> **Job**
Copy the items below word for word, from the beginning through the line containing "List each element", both ends included. Omit the pictures.

(Layout dataset items)
# # # # # # #

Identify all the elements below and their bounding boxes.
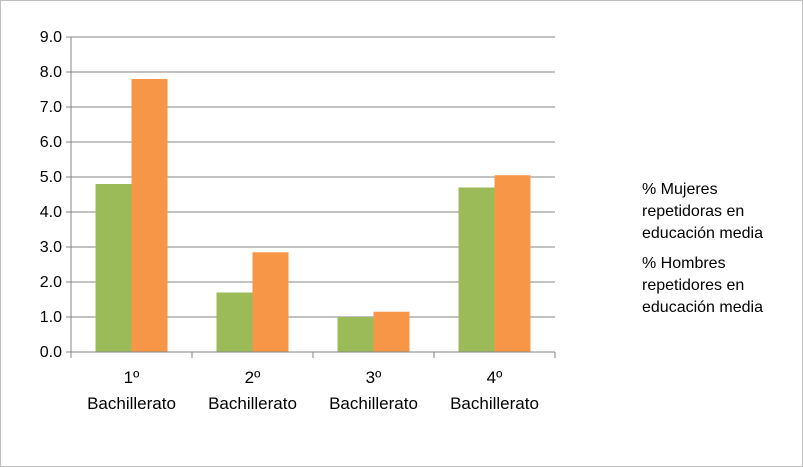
x-tick-label: 4º — [487, 368, 503, 387]
bar-series-2-cat-1 — [131, 79, 168, 352]
y-tick-label: 2.0 — [40, 274, 62, 291]
x-tick-label: 3º — [366, 368, 382, 387]
x-tick-label: Bachillerato — [87, 394, 176, 413]
y-tick-label: 0.0 — [40, 344, 62, 361]
y-tick-label: 8.0 — [40, 64, 62, 81]
bar-series-1-cat-4 — [458, 187, 495, 352]
y-tick-label: 7.0 — [40, 99, 62, 116]
legend: % Mujeres repetidoras en educación media… — [642, 179, 800, 327]
bar-series-1-cat-2 — [216, 292, 253, 352]
bar-series-2-cat-2 — [252, 252, 289, 352]
y-tick-label: 6.0 — [40, 134, 62, 151]
y-tick-label: 5.0 — [40, 169, 62, 186]
x-tick-label: Bachillerato — [329, 394, 418, 413]
x-tick-label: Bachillerato — [450, 394, 539, 413]
y-tick-label: 1.0 — [40, 309, 62, 326]
bar-series-2-cat-4 — [494, 175, 531, 352]
x-tick-label: Bachillerato — [208, 394, 297, 413]
legend-item-mujeres: % Mujeres repetidoras en educación media — [642, 181, 763, 242]
x-tick-label: 2º — [245, 368, 261, 387]
bar-series-1-cat-1 — [95, 184, 132, 352]
x-tick-label: 1º — [124, 368, 140, 387]
bar-series-1-cat-3 — [337, 317, 374, 352]
y-tick-label: 4.0 — [40, 204, 62, 221]
bar-series-2-cat-3 — [373, 311, 410, 352]
legend-item-hombres: % Hombres repetidores en educación media — [642, 255, 763, 316]
y-tick-label: 3.0 — [40, 239, 62, 256]
y-tick-label: 9.0 — [40, 29, 62, 46]
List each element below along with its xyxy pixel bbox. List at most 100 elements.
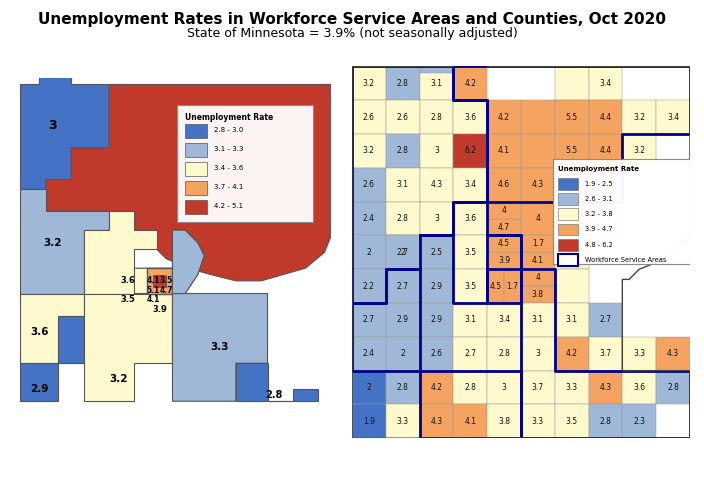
Bar xyxy=(420,67,453,100)
Text: 4.2: 4.2 xyxy=(430,383,443,392)
Bar xyxy=(453,404,487,438)
Text: 3: 3 xyxy=(434,214,439,223)
Bar xyxy=(521,202,555,236)
Bar xyxy=(386,303,420,337)
Text: 4.1: 4.1 xyxy=(147,276,160,285)
Text: 3.4: 3.4 xyxy=(498,316,510,324)
Text: 5.5: 5.5 xyxy=(565,147,578,155)
Bar xyxy=(558,223,579,236)
Bar xyxy=(352,202,386,236)
Polygon shape xyxy=(46,84,331,281)
Bar xyxy=(420,168,453,202)
Bar xyxy=(487,202,521,219)
Bar xyxy=(386,100,420,134)
Text: 3.3: 3.3 xyxy=(396,417,409,426)
Text: 3.6: 3.6 xyxy=(120,276,136,285)
Text: 3: 3 xyxy=(536,349,540,358)
Text: 4.3: 4.3 xyxy=(430,417,443,426)
Text: 2.4: 2.4 xyxy=(363,349,375,358)
Text: 3.9: 3.9 xyxy=(498,256,510,265)
Text: 3.1 - 3.3: 3.1 - 3.3 xyxy=(214,147,243,152)
Text: 2.8: 2.8 xyxy=(397,147,408,155)
Text: 4.1: 4.1 xyxy=(532,256,544,265)
Bar xyxy=(589,303,622,337)
Bar xyxy=(352,269,386,303)
Bar xyxy=(453,269,487,303)
Bar xyxy=(185,143,208,157)
Text: 1.9: 1.9 xyxy=(363,417,375,426)
Text: 2.8: 2.8 xyxy=(667,383,679,392)
Text: 4: 4 xyxy=(536,273,540,282)
Bar xyxy=(420,269,453,303)
Bar xyxy=(555,370,589,404)
Bar xyxy=(352,337,386,370)
Bar xyxy=(521,134,555,168)
Bar xyxy=(453,134,487,168)
Text: 3.5: 3.5 xyxy=(464,282,477,291)
Bar xyxy=(420,236,453,269)
Text: 3.1: 3.1 xyxy=(430,79,443,88)
Text: 3.9: 3.9 xyxy=(599,214,612,223)
Text: 3.1: 3.1 xyxy=(396,180,409,189)
Bar xyxy=(352,303,386,337)
Text: 4.1: 4.1 xyxy=(464,417,477,426)
Bar xyxy=(487,219,521,236)
Text: 1.9 - 2.5: 1.9 - 2.5 xyxy=(585,181,612,187)
Bar xyxy=(487,168,521,202)
Bar xyxy=(453,100,487,134)
Bar xyxy=(555,100,589,134)
Bar xyxy=(555,236,589,269)
Bar xyxy=(555,404,589,438)
Bar xyxy=(521,168,555,202)
Bar xyxy=(386,370,420,404)
Bar xyxy=(352,100,386,134)
Text: 3.2: 3.2 xyxy=(363,79,375,88)
Text: 2.8: 2.8 xyxy=(498,349,510,358)
Bar xyxy=(386,236,420,269)
Bar xyxy=(589,67,622,100)
FancyBboxPatch shape xyxy=(177,105,313,222)
Bar xyxy=(589,337,622,370)
Text: 3.1: 3.1 xyxy=(464,316,477,324)
Text: 2.7: 2.7 xyxy=(599,316,612,324)
Bar xyxy=(622,134,656,168)
Bar xyxy=(521,252,555,269)
Text: 4: 4 xyxy=(536,214,540,223)
Bar xyxy=(558,239,579,251)
Bar xyxy=(555,67,589,100)
Bar xyxy=(555,303,589,337)
Bar xyxy=(352,370,386,404)
Text: 3.4: 3.4 xyxy=(464,180,477,189)
Text: 2.6: 2.6 xyxy=(363,113,375,122)
Text: 4.4: 4.4 xyxy=(599,113,612,122)
Text: 3.5: 3.5 xyxy=(120,295,136,304)
Bar xyxy=(589,202,622,236)
Polygon shape xyxy=(147,268,172,294)
FancyBboxPatch shape xyxy=(553,159,691,264)
Text: 3.1: 3.1 xyxy=(532,316,544,324)
Text: 2: 2 xyxy=(401,248,405,257)
Bar xyxy=(656,370,690,404)
Text: 2.7: 2.7 xyxy=(396,282,409,291)
Text: 2.6: 2.6 xyxy=(430,349,443,358)
Text: 4.6: 4.6 xyxy=(498,180,510,189)
Bar xyxy=(453,370,487,404)
Text: 2.9: 2.9 xyxy=(30,384,49,393)
Text: 4.5: 4.5 xyxy=(489,282,502,291)
Bar xyxy=(521,236,555,252)
Bar xyxy=(555,337,589,370)
Bar xyxy=(386,269,420,303)
Text: 3.2 - 3.8: 3.2 - 3.8 xyxy=(585,211,612,217)
Text: 2.6: 2.6 xyxy=(363,180,375,189)
Text: 2: 2 xyxy=(401,349,405,358)
Bar xyxy=(386,404,420,438)
Bar xyxy=(453,168,487,202)
Text: Workforce Service Areas: Workforce Service Areas xyxy=(585,257,667,263)
Bar xyxy=(521,269,555,286)
Polygon shape xyxy=(84,294,172,401)
Bar xyxy=(487,236,521,252)
Bar xyxy=(386,236,420,269)
Text: 4.2: 4.2 xyxy=(464,79,477,88)
Bar xyxy=(487,303,521,337)
Bar xyxy=(453,236,487,269)
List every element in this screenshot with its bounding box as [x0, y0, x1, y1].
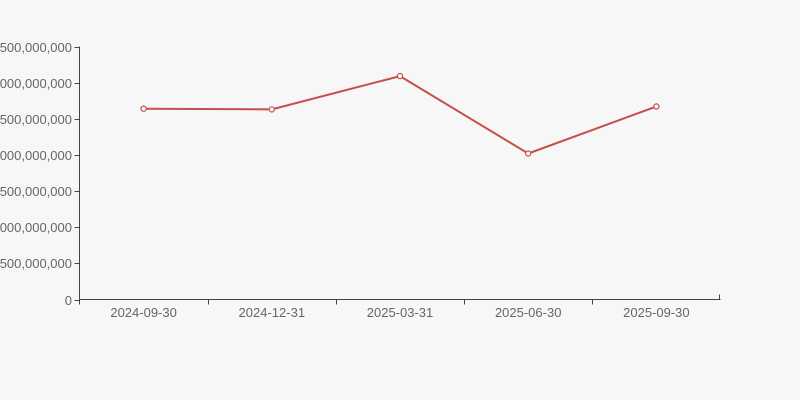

# # # # # # #

> **Expected answer**
Identify all the elements below and their bounding boxes.
x-tick-label: 4º — [487, 368, 503, 387]
bar-series-2-cat-1 — [131, 79, 168, 352]
y-tick-label: 2.0 — [40, 274, 62, 291]
x-tick-label: 3º — [366, 368, 382, 387]
x-tick-label: Bachillerato — [87, 394, 176, 413]
y-tick-label: 0.0 — [40, 344, 62, 361]
y-tick-label: 8.0 — [40, 64, 62, 81]
bar-series-1-cat-4 — [458, 187, 495, 352]
y-tick-label: 7.0 — [40, 99, 62, 116]
legend: % Mujeres repetidoras en educación media… — [642, 179, 800, 327]
bar-series-1-cat-2 — [216, 292, 253, 352]
bar-series-2-cat-2 — [252, 252, 289, 352]
y-tick-label: 6.0 — [40, 134, 62, 151]
y-tick-label: 5.0 — [40, 169, 62, 186]
x-tick-label: Bachillerato — [329, 394, 418, 413]
x-tick-label: Bachillerato — [450, 394, 539, 413]
y-tick-label: 1.0 — [40, 309, 62, 326]
bar-series-2-cat-4 — [494, 175, 531, 352]
x-tick-label: Bachillerato — [208, 394, 297, 413]
legend-item-mujeres: % Mujeres repetidoras en educación media — [642, 181, 763, 242]
x-tick-label: 2º — [245, 368, 261, 387]
bar-series-1-cat-1 — [95, 184, 132, 352]
x-tick-label: 1º — [124, 368, 140, 387]
bar-series-1-cat-3 — [337, 317, 374, 352]
y-tick-label: 4.0 — [40, 204, 62, 221]
bar-series-2-cat-3 — [373, 311, 410, 352]
legend-item-hombres: % Hombres repetidores en educación media — [642, 255, 763, 316]
y-tick-label: 3.0 — [40, 239, 62, 256]
y-tick-label: 9.0 — [40, 29, 62, 46]
List each element below along with its xyxy pixel bbox. List at most 100 elements.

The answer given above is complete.